# What the exercise asks:
Copy out all lines of the records in which the word "portfolio" appears.

# Recorded information:
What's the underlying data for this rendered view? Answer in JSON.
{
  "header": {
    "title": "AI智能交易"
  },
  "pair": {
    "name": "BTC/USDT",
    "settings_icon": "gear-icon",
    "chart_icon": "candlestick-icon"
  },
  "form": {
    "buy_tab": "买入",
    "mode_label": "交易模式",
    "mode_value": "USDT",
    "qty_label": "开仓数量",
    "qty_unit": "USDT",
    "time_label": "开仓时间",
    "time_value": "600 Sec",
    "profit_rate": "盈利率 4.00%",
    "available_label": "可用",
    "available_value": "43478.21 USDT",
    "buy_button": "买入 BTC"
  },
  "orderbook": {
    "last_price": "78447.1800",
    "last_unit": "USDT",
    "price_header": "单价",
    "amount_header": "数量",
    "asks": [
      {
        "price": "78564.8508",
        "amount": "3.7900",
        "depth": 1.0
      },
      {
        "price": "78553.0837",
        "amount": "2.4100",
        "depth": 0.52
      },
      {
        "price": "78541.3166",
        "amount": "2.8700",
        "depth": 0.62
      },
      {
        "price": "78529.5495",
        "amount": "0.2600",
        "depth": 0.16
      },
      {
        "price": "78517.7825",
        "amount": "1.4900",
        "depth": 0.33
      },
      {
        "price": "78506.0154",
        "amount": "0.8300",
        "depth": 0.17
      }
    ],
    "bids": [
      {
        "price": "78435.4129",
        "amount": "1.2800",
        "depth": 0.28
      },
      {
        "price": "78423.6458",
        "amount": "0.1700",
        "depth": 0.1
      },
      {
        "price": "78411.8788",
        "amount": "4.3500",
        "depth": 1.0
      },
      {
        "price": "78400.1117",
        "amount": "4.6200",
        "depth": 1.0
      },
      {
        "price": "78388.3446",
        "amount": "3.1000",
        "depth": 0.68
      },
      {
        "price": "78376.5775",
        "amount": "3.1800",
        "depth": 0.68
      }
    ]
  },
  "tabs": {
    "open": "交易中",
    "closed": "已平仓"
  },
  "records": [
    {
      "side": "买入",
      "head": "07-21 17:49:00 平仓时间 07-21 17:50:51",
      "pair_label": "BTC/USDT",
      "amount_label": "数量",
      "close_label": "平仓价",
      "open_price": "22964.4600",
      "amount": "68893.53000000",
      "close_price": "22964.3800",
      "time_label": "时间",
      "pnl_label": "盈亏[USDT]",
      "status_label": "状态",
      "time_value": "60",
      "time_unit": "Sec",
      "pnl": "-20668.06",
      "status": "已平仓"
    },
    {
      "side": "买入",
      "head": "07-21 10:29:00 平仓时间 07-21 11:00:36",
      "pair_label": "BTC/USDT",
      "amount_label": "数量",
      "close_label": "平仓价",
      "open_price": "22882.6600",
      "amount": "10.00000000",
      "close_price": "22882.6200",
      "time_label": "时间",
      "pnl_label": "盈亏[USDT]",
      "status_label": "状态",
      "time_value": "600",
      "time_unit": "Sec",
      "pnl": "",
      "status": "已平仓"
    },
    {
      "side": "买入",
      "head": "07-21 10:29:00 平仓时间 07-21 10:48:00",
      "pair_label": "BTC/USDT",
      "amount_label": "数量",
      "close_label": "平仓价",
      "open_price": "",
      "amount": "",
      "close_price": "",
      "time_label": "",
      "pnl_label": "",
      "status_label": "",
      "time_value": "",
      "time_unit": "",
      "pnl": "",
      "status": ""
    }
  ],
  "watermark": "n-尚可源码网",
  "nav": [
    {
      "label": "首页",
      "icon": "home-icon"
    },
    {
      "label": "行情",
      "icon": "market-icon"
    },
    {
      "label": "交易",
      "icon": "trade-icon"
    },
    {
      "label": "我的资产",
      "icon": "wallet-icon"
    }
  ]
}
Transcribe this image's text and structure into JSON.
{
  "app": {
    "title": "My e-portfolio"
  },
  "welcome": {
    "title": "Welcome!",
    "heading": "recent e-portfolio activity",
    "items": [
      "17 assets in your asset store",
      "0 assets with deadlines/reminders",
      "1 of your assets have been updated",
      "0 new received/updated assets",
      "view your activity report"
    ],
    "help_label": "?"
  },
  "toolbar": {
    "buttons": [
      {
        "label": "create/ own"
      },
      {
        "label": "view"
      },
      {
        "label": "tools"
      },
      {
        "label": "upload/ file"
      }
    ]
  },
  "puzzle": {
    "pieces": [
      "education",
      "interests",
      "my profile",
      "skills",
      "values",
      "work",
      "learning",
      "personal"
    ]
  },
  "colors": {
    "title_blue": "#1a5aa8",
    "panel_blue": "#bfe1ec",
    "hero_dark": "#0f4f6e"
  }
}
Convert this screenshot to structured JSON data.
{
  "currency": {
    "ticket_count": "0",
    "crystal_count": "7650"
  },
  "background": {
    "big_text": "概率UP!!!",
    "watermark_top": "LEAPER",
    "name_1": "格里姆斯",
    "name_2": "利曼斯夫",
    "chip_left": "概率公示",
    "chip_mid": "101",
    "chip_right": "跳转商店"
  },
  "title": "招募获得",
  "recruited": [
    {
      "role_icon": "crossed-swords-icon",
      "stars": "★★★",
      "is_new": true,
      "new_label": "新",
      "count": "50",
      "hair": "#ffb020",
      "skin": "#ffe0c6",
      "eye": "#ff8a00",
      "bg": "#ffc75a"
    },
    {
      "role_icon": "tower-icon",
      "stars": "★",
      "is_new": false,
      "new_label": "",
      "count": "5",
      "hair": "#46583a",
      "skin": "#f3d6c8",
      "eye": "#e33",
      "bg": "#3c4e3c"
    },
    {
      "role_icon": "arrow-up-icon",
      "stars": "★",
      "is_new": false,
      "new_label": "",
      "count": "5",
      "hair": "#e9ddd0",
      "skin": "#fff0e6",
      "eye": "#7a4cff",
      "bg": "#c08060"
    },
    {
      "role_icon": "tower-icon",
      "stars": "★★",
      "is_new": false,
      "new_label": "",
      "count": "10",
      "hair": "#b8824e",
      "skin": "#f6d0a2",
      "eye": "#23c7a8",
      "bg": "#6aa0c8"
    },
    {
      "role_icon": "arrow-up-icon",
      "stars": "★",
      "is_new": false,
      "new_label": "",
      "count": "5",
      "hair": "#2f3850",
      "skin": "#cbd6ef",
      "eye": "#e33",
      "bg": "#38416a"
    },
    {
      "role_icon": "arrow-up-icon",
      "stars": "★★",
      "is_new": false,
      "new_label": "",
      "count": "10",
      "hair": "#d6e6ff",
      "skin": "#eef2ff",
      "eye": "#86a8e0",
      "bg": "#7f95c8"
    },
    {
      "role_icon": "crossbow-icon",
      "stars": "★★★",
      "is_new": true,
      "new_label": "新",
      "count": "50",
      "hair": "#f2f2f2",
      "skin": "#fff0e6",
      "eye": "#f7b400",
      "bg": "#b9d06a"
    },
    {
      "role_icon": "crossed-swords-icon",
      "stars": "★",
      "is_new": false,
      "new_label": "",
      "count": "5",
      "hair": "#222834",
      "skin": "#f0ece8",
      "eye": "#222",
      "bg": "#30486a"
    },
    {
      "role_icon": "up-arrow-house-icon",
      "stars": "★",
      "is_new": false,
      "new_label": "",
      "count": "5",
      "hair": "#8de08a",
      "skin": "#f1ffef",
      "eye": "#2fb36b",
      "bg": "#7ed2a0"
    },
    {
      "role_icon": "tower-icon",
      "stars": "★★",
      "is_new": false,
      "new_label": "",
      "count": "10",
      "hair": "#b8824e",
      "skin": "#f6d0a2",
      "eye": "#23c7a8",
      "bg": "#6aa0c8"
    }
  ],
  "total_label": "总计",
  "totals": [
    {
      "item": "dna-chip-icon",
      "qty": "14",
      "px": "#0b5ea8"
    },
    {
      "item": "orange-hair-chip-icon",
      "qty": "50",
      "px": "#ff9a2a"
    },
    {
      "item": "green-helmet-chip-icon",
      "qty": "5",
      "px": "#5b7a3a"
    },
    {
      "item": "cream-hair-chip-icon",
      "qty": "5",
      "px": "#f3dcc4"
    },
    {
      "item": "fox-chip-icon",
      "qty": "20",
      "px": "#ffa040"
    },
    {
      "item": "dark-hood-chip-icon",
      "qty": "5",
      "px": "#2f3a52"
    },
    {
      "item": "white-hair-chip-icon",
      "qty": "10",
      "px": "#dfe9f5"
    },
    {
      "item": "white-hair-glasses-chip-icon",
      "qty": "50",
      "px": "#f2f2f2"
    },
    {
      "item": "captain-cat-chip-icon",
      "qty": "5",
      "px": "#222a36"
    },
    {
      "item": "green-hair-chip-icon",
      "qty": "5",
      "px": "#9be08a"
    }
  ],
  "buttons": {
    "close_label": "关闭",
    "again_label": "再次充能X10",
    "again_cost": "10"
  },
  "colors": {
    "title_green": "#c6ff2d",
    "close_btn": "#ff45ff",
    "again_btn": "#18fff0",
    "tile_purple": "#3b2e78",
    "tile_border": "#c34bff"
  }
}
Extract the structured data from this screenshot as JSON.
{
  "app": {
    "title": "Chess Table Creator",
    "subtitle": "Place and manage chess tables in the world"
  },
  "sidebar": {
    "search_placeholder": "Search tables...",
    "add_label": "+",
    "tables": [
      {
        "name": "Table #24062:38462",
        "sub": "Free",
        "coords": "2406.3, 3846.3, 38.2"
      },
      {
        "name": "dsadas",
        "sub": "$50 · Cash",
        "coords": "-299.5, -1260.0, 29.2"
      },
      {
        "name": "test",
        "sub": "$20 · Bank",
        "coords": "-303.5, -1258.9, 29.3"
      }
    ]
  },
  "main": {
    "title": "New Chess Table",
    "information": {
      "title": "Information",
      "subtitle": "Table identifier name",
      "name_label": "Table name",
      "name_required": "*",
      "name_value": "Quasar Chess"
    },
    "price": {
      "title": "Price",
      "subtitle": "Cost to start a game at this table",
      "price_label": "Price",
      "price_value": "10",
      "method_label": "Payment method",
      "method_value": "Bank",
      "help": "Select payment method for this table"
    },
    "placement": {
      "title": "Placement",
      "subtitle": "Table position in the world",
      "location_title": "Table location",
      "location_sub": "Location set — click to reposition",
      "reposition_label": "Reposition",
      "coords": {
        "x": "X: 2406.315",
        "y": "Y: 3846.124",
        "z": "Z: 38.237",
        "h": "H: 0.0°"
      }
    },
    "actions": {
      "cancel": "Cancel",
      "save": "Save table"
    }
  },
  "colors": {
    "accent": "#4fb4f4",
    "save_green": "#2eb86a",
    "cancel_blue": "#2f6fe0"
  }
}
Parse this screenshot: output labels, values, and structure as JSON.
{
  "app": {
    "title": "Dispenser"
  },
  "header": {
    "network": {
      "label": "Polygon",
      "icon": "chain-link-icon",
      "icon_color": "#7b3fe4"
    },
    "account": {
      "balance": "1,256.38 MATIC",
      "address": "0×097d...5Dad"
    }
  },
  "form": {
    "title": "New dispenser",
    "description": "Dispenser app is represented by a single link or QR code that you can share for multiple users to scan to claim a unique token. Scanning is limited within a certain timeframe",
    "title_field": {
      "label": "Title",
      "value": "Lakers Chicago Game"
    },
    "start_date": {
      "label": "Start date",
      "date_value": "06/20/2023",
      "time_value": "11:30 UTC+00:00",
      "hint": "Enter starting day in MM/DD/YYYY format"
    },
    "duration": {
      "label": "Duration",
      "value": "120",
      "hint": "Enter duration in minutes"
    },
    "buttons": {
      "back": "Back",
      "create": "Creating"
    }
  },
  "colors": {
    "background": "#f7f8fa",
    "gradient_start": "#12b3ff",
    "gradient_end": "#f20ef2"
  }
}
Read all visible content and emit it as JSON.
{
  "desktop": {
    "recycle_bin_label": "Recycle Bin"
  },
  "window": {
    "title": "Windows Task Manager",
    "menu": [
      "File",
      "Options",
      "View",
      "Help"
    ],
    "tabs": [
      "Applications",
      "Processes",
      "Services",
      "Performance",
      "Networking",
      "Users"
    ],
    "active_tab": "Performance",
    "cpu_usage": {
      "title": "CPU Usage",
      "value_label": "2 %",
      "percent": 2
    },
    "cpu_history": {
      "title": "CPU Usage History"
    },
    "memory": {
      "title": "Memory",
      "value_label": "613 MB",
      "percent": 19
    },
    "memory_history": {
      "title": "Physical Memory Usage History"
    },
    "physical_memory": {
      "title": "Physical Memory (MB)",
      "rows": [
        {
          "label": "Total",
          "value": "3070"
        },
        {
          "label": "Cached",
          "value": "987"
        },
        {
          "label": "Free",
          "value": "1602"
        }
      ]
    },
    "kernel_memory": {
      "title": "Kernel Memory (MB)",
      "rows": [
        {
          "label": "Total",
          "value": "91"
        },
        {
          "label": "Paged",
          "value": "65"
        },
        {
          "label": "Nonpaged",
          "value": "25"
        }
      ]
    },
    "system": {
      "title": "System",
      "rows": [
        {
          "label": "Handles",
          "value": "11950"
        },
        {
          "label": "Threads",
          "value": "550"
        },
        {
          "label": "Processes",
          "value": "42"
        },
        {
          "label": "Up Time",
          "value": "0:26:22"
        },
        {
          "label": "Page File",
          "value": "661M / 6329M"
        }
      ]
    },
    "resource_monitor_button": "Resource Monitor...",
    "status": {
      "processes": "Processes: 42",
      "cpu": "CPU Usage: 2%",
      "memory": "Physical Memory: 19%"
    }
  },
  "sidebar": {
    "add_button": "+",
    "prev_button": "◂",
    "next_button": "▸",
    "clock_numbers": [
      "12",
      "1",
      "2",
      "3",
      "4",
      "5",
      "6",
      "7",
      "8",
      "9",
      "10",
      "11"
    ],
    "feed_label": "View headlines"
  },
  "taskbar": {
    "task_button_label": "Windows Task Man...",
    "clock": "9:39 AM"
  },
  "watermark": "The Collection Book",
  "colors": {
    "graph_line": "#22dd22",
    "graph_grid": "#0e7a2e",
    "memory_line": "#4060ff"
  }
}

# Task result:
    "title": "My e-portfolio"
    "heading": "recent e-portfolio activity",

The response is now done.